▶ [Dataset items]
## BEGIN

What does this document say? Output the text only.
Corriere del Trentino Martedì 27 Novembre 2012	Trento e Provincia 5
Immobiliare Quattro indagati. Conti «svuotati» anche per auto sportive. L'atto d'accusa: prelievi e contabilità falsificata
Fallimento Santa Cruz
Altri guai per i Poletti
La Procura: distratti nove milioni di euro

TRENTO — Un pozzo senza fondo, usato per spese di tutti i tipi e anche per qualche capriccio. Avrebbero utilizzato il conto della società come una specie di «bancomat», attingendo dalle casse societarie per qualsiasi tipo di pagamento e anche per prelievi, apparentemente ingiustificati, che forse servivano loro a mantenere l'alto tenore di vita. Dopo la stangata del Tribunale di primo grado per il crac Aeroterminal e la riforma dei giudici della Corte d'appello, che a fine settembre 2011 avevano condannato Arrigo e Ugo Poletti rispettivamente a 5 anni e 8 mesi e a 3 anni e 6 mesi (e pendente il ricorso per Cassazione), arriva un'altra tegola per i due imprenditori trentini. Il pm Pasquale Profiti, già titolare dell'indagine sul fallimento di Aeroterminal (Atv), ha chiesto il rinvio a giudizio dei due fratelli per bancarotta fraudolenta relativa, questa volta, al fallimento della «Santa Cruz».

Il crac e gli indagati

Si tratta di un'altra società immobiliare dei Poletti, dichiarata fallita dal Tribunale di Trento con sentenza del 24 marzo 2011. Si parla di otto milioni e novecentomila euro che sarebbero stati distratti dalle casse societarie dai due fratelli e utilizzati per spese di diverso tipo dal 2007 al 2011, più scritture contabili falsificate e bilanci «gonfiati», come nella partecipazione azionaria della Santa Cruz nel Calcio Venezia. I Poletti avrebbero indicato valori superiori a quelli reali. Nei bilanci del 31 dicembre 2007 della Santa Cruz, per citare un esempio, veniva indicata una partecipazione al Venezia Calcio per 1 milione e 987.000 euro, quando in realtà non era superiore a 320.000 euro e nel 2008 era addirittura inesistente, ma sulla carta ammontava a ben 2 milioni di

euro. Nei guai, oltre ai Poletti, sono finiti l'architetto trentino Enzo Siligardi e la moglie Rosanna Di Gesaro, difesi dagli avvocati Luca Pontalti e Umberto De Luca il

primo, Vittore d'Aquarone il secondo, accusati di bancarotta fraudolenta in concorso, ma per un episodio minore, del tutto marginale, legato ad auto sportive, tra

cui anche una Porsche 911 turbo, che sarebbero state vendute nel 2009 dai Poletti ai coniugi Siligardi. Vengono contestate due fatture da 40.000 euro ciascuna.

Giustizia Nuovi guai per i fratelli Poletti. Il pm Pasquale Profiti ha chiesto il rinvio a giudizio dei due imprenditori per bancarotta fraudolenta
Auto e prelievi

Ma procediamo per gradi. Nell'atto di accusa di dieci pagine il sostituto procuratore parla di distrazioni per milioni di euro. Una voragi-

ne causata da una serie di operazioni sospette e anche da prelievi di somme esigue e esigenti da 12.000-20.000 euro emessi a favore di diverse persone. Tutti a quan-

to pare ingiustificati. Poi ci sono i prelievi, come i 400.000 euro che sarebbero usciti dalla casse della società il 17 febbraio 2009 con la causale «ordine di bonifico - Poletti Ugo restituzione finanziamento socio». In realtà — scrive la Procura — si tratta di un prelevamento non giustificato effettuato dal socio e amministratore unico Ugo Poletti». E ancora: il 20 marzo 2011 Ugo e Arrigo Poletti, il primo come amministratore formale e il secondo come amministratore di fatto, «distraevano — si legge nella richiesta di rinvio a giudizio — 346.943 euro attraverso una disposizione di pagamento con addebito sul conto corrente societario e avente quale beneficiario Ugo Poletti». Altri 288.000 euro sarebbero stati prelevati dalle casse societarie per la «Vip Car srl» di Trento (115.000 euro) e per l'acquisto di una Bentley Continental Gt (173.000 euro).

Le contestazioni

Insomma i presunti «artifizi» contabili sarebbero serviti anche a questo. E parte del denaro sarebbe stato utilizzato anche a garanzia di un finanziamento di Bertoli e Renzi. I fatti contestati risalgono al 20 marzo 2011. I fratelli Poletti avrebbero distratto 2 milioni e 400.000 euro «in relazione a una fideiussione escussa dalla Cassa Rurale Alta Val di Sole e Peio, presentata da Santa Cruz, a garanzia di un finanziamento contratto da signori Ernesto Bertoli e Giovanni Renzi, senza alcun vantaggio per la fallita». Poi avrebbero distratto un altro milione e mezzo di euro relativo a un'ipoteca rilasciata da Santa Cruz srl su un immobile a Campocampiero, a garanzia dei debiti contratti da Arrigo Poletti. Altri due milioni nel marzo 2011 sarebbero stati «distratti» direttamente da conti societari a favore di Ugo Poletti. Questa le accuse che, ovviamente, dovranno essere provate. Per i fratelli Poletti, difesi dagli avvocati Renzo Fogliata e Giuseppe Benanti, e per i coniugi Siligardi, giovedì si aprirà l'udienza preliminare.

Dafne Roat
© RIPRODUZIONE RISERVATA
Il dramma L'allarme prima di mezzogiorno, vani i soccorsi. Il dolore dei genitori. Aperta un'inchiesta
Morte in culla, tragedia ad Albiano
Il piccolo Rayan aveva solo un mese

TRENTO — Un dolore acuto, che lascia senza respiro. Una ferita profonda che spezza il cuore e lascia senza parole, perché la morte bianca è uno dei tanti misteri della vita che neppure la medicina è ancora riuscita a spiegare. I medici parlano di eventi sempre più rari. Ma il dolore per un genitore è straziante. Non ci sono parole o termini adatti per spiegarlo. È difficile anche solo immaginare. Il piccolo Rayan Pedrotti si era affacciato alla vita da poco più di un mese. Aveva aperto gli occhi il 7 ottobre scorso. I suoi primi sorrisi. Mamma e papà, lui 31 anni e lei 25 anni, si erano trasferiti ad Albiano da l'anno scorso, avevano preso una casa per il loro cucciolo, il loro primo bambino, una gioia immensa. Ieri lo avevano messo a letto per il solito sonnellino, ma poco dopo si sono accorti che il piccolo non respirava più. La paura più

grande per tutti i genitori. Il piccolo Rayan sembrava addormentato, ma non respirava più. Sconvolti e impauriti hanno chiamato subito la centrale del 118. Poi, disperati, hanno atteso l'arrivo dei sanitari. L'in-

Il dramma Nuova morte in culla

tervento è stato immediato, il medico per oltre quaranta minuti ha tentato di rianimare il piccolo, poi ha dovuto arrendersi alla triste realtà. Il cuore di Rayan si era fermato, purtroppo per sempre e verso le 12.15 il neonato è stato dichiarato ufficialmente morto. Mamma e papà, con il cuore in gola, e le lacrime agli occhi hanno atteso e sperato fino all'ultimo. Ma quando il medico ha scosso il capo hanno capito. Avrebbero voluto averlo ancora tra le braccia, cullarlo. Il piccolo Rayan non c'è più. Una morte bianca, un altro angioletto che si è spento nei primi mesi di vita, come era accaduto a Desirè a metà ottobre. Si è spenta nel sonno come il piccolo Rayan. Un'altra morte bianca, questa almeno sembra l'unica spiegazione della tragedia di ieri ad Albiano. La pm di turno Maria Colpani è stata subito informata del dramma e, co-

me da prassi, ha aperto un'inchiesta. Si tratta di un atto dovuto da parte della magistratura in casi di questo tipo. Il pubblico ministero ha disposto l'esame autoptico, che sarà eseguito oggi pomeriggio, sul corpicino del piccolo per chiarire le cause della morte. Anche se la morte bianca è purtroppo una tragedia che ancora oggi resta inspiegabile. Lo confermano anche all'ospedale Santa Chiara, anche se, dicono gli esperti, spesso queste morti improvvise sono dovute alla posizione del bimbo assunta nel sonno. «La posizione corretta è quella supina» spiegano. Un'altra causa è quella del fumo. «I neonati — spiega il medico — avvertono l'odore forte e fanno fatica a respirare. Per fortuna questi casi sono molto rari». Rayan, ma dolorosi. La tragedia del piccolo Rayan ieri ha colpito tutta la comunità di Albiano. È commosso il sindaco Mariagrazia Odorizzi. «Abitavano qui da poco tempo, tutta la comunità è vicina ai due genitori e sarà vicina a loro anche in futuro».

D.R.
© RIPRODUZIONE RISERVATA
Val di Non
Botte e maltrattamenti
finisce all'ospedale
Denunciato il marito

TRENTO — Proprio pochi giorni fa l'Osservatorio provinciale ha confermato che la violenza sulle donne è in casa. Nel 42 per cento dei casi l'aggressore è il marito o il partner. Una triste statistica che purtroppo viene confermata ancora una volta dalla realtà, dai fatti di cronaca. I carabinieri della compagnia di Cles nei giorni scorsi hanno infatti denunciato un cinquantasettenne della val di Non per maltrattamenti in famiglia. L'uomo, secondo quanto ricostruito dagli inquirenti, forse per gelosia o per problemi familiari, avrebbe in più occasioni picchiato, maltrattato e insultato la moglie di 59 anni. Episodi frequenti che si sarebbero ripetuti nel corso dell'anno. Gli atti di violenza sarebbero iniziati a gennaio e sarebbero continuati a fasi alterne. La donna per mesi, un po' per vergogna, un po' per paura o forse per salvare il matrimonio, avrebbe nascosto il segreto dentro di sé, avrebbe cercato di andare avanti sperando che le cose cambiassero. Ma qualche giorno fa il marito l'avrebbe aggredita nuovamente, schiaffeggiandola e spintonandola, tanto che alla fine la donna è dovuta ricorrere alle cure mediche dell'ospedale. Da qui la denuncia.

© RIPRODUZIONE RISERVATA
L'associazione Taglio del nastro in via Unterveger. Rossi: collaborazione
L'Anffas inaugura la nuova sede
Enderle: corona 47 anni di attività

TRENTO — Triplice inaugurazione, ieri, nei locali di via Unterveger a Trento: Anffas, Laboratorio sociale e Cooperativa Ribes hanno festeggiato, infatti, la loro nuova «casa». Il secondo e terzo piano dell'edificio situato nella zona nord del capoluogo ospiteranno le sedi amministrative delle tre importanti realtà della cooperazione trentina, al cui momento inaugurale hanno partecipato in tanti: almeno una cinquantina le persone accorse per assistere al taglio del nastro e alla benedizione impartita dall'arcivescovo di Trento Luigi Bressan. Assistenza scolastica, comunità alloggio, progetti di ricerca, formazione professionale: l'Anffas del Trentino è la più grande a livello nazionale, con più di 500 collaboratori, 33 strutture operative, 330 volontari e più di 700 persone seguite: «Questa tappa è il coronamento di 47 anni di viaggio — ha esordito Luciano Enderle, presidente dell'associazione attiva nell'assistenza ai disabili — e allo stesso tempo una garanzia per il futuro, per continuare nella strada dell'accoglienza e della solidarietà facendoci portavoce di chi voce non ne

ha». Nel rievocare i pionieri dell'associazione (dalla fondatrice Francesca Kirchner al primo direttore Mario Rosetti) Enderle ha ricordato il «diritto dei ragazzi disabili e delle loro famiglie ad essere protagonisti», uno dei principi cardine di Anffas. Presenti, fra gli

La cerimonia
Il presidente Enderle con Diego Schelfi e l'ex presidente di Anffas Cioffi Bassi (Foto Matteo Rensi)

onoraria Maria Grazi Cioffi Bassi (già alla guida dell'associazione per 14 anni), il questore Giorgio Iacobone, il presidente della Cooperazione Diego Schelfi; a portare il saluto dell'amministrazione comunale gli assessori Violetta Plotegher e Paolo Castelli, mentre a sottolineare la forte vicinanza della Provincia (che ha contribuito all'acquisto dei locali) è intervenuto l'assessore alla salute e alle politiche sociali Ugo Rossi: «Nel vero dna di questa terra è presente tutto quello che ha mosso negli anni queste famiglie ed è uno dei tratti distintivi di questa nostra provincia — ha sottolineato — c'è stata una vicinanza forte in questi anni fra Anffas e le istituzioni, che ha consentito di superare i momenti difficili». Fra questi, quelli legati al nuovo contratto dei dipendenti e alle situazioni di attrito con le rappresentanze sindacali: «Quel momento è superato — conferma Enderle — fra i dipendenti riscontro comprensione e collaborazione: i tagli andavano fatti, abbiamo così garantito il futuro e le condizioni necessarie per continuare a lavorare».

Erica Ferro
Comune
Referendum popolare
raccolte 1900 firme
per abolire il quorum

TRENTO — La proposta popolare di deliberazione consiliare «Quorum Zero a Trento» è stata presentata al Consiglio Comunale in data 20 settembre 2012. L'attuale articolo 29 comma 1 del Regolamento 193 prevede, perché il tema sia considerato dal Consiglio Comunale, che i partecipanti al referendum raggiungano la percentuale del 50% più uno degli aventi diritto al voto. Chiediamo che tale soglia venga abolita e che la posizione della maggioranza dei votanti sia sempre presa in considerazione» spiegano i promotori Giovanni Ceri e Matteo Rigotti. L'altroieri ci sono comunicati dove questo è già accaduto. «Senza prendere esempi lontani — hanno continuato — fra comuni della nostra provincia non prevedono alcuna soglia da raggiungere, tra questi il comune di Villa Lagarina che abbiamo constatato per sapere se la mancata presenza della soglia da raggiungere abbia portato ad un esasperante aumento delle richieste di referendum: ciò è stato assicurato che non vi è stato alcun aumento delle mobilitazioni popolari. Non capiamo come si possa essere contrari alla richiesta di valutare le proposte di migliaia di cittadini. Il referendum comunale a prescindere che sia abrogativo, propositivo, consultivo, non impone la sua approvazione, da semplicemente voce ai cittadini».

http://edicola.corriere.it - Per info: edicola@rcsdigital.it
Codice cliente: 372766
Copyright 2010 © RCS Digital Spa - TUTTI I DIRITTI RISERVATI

## END

Give the count of lines holding the word "guai", with no other words.

3